» THE PROBLEM: Which lines include the word "努力工作"? Copy each of them.

» Raw records:

▬▬▬

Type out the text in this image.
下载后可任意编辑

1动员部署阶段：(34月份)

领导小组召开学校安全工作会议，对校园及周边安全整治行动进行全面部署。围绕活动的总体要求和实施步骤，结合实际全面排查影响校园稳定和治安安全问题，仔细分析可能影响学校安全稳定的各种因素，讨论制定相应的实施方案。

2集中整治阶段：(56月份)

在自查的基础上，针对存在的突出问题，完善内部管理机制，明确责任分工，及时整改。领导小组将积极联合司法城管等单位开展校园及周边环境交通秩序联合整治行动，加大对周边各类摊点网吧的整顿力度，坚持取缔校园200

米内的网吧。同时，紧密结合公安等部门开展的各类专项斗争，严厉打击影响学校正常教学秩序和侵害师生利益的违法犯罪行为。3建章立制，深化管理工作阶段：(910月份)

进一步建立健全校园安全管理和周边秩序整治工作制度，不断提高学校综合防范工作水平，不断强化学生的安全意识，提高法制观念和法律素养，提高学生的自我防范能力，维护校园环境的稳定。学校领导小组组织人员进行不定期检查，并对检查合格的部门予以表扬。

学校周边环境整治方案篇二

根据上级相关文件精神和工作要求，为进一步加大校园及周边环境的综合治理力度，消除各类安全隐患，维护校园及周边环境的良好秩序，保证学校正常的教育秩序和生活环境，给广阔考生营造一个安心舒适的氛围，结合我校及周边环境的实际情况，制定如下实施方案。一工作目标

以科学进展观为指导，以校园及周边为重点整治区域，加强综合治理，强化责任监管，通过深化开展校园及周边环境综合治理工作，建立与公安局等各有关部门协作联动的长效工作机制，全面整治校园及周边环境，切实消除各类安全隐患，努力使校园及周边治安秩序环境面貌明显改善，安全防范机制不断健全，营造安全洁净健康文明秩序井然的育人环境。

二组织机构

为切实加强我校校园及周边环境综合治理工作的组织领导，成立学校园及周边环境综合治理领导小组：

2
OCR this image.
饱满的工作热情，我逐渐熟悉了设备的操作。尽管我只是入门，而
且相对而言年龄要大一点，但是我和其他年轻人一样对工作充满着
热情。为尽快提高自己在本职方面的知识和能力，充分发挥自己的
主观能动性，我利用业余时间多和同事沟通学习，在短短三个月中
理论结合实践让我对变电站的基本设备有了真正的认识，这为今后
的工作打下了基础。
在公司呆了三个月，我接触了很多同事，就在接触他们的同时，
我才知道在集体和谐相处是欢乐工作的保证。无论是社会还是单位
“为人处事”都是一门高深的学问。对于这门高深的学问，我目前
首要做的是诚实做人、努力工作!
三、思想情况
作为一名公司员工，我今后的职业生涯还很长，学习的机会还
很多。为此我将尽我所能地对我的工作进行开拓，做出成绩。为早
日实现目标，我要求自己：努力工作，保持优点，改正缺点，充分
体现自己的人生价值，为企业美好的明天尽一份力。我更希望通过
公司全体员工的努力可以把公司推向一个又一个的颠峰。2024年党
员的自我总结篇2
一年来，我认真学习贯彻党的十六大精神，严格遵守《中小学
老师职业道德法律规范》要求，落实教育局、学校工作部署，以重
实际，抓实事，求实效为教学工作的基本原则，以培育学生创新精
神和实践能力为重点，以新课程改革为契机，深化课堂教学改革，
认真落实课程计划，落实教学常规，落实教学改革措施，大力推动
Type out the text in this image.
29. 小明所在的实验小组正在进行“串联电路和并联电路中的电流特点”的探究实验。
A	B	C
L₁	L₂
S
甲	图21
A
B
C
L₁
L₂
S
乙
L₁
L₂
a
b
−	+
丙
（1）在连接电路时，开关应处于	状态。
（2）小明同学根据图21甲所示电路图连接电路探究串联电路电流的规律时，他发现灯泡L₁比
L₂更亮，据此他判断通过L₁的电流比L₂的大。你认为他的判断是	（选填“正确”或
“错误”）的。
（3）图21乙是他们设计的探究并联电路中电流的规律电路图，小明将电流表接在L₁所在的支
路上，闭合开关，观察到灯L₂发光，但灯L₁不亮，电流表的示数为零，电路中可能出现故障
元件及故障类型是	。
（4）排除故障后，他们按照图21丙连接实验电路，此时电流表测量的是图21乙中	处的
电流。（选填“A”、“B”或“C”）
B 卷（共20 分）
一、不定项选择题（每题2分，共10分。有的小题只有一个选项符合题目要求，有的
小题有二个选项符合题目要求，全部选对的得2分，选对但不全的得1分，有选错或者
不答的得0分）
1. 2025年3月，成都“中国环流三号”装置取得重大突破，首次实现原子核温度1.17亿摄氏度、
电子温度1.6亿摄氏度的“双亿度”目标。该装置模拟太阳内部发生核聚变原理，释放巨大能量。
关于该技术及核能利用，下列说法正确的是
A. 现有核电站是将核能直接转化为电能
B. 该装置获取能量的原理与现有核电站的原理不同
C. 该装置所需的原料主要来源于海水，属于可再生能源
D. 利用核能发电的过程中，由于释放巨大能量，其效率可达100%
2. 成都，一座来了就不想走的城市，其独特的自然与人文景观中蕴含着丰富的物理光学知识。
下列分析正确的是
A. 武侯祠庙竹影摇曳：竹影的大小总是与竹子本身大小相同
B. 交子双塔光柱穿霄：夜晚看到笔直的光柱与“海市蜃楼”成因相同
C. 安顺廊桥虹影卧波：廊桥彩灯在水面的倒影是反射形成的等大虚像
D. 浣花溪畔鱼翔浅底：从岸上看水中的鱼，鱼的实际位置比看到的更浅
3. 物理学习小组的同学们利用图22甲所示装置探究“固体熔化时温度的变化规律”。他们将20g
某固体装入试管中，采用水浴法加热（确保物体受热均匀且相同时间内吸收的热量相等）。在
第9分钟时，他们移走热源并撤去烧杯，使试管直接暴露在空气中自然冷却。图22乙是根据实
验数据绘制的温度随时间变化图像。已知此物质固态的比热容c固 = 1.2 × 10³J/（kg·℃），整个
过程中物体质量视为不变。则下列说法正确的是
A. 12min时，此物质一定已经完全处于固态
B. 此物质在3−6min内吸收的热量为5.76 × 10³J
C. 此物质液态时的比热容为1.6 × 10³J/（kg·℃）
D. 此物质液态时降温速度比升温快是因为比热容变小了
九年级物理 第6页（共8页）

▬▬▬

» TASK SOLUTION:
首要做的是诚实做人、努力工作!
日实现目标，我要求自己：努力工作，保持优点，改正缺点，充分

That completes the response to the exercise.